Leave out the pictures and reproduce all of the data exactly.

# START OF Given data

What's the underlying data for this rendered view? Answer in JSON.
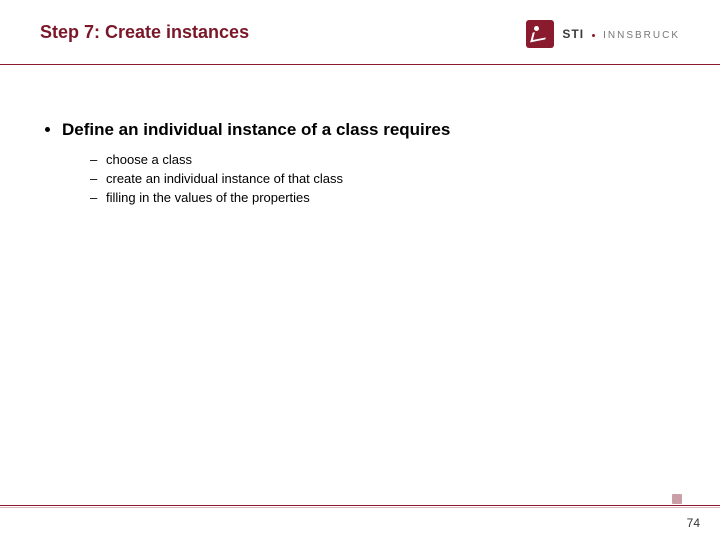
{
  "header": {
    "title": "Step 7: Create instances",
    "logo": {
      "primary": "STI",
      "secondary": "INNSBRUCK"
    }
  },
  "content": {
    "main_bullet": "Define an individual instance of a class requires",
    "sub_bullets": [
      "choose a class",
      "create an individual instance of that class",
      "filling in the values of the properties"
    ]
  },
  "footer": {
    "page_number": "74"
  },
  "colors": {
    "accent": "#8a1b2e"
  }
}
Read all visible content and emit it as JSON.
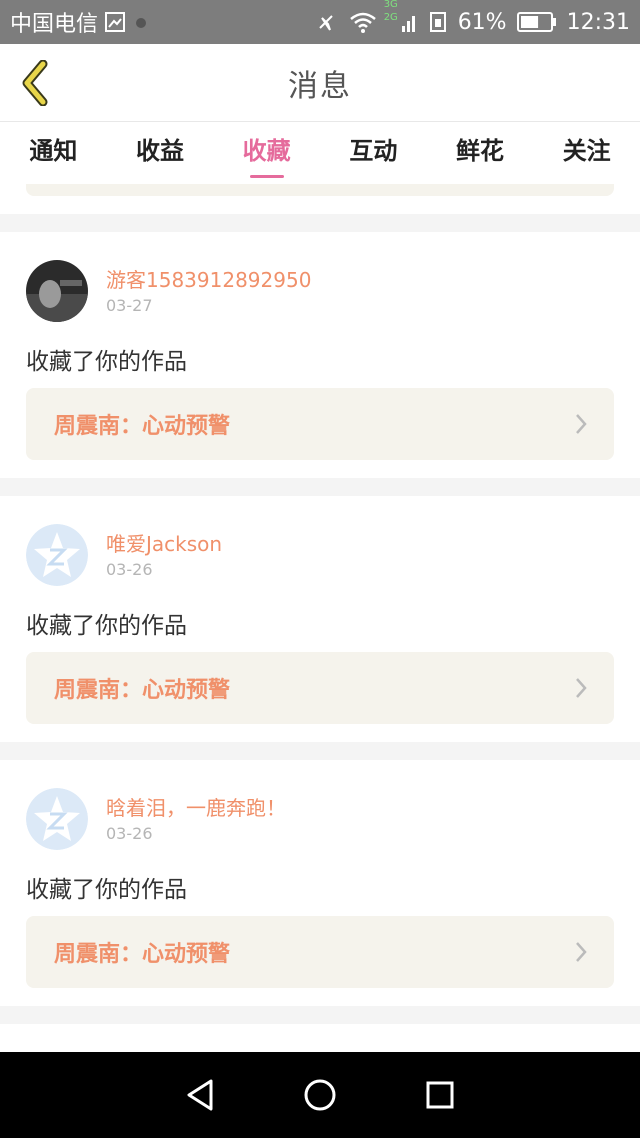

# END OF Given data

The result:
What's the underlying data for this rendered view? Answer in JSON.
{
  "header": {
    "title": "Step 7: Create instances",
    "logo": {
      "primary": "STI",
      "secondary": "INNSBRUCK"
    }
  },
  "content": {
    "main_bullet": "Define an individual instance of a class requires",
    "sub_bullets": [
      "choose a class",
      "create an individual instance of that class",
      "filling in the values of the properties"
    ]
  },
  "footer": {
    "page_number": "74"
  },
  "colors": {
    "accent": "#8a1b2e"
  }
}
Read all visible content and emit it as JSON.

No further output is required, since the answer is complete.